» **SET PROBLEM**:
Where a line holds the word "زوجته", copy that line.

[Source records]
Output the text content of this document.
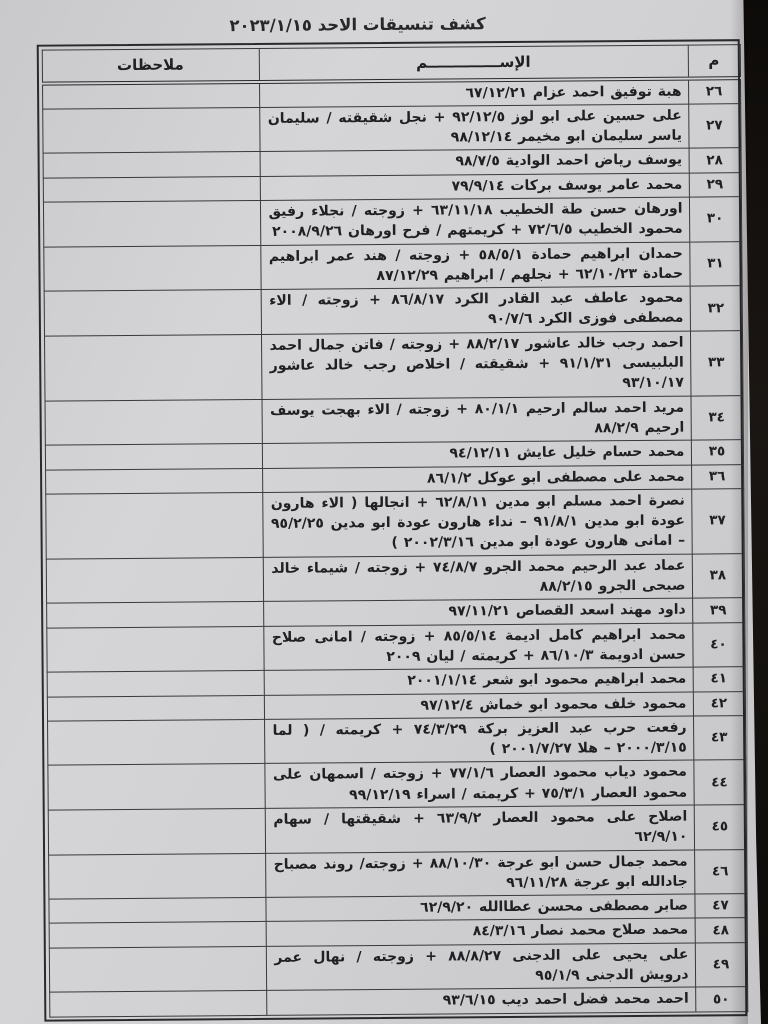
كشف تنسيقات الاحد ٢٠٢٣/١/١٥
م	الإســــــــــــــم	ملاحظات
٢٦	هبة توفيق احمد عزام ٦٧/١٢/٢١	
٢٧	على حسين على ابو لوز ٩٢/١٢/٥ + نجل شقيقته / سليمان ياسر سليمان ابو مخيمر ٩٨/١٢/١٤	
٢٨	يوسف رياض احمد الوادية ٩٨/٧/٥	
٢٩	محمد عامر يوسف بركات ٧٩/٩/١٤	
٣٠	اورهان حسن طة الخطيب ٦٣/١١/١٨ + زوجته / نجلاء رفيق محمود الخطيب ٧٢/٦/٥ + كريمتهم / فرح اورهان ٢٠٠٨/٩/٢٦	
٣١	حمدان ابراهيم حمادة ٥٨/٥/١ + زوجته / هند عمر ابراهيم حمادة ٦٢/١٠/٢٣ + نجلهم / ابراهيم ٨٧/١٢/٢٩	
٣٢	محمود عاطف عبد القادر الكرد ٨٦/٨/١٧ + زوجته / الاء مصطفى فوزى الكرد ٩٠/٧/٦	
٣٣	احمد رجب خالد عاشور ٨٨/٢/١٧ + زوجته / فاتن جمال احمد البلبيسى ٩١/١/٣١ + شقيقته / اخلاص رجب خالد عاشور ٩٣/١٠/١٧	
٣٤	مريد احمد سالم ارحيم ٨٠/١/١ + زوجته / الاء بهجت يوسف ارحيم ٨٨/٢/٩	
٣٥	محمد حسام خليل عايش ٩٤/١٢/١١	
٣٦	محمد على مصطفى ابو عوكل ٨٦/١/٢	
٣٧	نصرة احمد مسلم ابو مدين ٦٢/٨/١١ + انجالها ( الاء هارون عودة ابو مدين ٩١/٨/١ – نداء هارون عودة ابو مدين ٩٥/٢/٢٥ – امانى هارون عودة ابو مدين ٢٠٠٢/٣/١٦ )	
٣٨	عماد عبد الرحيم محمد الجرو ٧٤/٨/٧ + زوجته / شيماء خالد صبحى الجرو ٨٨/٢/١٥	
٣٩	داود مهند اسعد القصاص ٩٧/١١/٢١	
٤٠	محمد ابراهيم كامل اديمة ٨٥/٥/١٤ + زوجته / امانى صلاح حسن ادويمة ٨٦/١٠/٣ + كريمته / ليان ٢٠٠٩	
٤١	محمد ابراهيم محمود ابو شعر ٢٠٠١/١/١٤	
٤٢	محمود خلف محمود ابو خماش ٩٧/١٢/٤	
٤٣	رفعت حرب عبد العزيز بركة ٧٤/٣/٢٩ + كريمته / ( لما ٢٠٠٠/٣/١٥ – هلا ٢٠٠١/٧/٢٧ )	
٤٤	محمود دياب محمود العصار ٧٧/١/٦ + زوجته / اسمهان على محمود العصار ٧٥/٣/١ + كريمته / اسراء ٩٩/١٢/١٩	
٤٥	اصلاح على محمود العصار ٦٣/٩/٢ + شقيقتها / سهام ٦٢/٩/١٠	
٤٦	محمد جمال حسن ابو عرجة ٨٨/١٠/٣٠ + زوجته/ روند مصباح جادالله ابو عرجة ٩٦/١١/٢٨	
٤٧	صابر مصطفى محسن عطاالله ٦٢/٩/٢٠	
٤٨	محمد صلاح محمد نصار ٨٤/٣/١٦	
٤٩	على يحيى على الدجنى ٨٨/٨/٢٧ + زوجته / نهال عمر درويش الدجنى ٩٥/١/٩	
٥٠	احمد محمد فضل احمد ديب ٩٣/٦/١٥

--

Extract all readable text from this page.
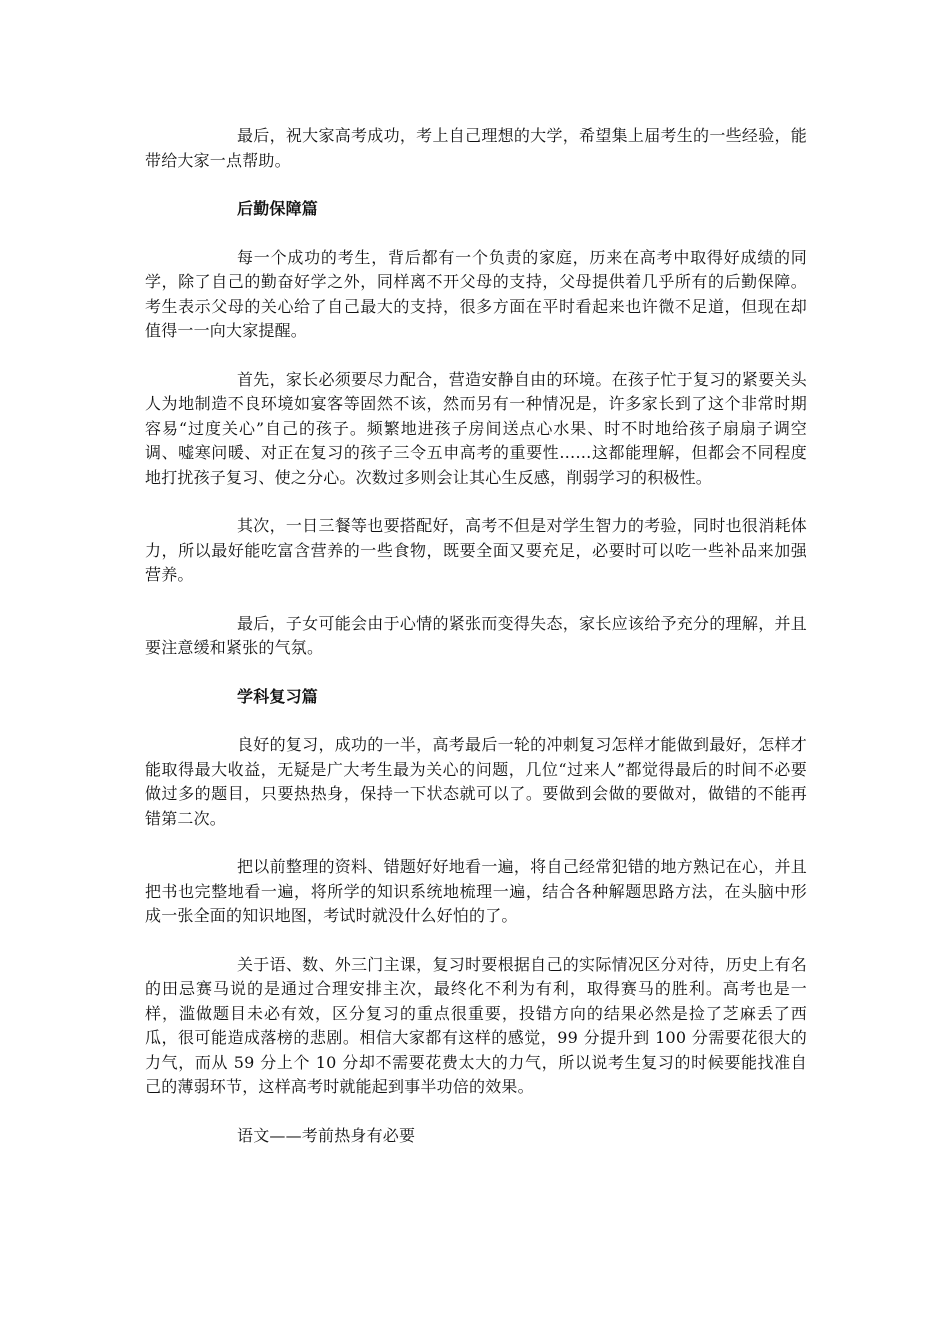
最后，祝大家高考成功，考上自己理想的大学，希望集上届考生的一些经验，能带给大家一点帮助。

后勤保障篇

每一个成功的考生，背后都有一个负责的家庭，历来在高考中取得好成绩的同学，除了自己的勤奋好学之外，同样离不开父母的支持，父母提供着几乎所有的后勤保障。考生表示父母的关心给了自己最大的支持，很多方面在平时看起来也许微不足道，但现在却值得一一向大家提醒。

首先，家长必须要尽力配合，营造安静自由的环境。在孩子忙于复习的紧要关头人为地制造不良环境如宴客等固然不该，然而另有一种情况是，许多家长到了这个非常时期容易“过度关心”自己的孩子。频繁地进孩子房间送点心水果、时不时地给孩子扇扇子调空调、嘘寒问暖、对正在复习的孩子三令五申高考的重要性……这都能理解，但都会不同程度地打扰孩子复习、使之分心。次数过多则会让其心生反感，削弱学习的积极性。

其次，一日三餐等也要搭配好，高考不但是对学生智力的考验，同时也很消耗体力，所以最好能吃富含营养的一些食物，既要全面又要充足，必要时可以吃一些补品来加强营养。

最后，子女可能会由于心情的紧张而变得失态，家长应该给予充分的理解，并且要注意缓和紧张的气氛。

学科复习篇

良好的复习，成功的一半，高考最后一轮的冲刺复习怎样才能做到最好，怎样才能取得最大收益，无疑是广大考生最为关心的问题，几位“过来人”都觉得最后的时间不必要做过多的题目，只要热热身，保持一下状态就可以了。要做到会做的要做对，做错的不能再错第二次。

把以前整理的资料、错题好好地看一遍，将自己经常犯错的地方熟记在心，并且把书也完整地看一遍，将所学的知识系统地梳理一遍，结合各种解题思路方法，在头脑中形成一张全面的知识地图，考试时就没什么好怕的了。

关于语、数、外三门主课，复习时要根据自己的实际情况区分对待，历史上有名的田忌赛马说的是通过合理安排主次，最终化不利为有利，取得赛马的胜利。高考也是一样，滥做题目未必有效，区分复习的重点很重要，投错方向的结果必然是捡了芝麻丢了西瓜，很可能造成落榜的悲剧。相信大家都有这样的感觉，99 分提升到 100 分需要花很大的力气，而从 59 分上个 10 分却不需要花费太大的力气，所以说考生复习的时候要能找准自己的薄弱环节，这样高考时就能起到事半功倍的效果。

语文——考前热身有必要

» **COMPLETE OUTPUT**:
٣٠	اورهان حسن طة الخطيب ٦٣/١١/١٨ + زوجته / نجلاء رفيق محمود الخطيب ٧٢/٦/٥ + كريمتهم / فرح اورهان ٢٠٠٨/٩/٢٦	
٣١	حمدان ابراهيم حمادة ٥٨/٥/١ + زوجته / هند عمر ابراهيم حمادة ٦٢/١٠/٢٣ + نجلهم / ابراهيم ٨٧/١٢/٢٩	
٣٢	محمود عاطف عبد القادر الكرد ٨٦/٨/١٧ + زوجته / الاء مصطفى فوزى الكرد ٩٠/٧/٦	
٣٣	احمد رجب خالد عاشور ٨٨/٢/١٧ + زوجته / فاتن جمال احمد البلبيسى ٩١/١/٣١ + شقيقته / اخلاص رجب خالد عاشور ٩٣/١٠/١٧	
٣٤	مريد احمد سالم ارحيم ٨٠/١/١ + زوجته / الاء بهجت يوسف ارحيم ٨٨/٢/٩	
٣٨	عماد عبد الرحيم محمد الجرو ٧٤/٨/٧ + زوجته / شيماء خالد صبحى الجرو ٨٨/٢/١٥	
٤٠	محمد ابراهيم كامل اديمة ٨٥/٥/١٤ + زوجته / امانى صلاح حسن ادويمة ٨٦/١٠/٣ + كريمته / ليان ٢٠٠٩	
٤٤	محمود دياب محمود العصار ٧٧/١/٦ + زوجته / اسمهان على محمود العصار ٧٥/٣/١ + كريمته / اسراء ٩٩/١٢/١٩	
٤٦	محمد جمال حسن ابو عرجة ٨٨/١٠/٣٠ + زوجته/ روند مصباح جادالله ابو عرجة ٩٦/١١/٢٨	
٤٩	على يحيى على الدجنى ٨٨/٨/٢٧ + زوجته / نهال عمر درويش الدجنى ٩٥/١/٩	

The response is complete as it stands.